— Start Material supplied —

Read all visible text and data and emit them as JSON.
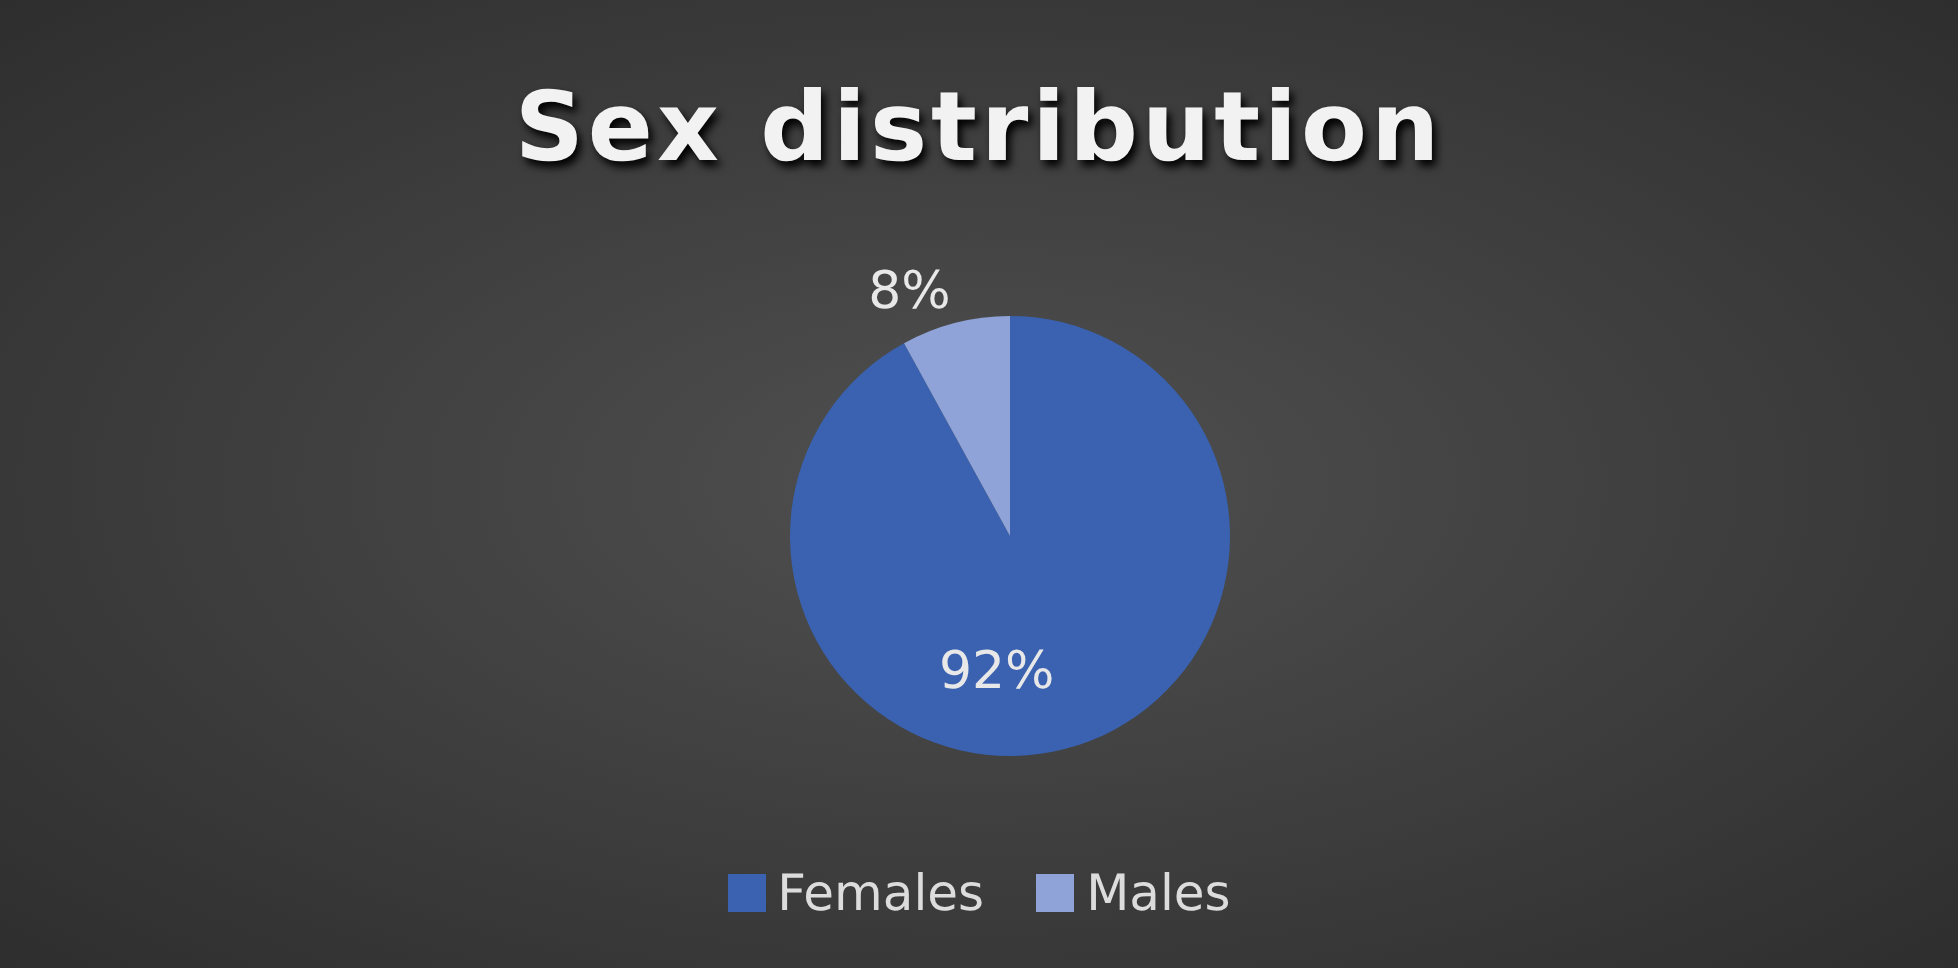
{
  "chart_data": {
    "type": "pie",
    "title": "Sex distribution",
    "categories": [
      "Females",
      "Males"
    ],
    "values": [
      92,
      8
    ],
    "value_labels": [
      "92%",
      "8%"
    ],
    "colors": [
      "#3a62b0",
      "#8fa3d8"
    ],
    "legend": "bottom"
  }
}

— End Material supplied —

** Work instructions **
Take the data above and repeat it exactly, leaving each picture out.

** Expected output **
Read all visible text and data and emit them as JSON.
{
  "chart_data": {
    "type": "pie",
    "title": "Sex distribution",
    "categories": [
      "Females",
      "Males"
    ],
    "values": [
      92,
      8
    ],
    "value_labels": [
      "92%",
      "8%"
    ],
    "colors": [
      "#3a62b0",
      "#8fa3d8"
    ],
    "legend": "bottom"
  }
}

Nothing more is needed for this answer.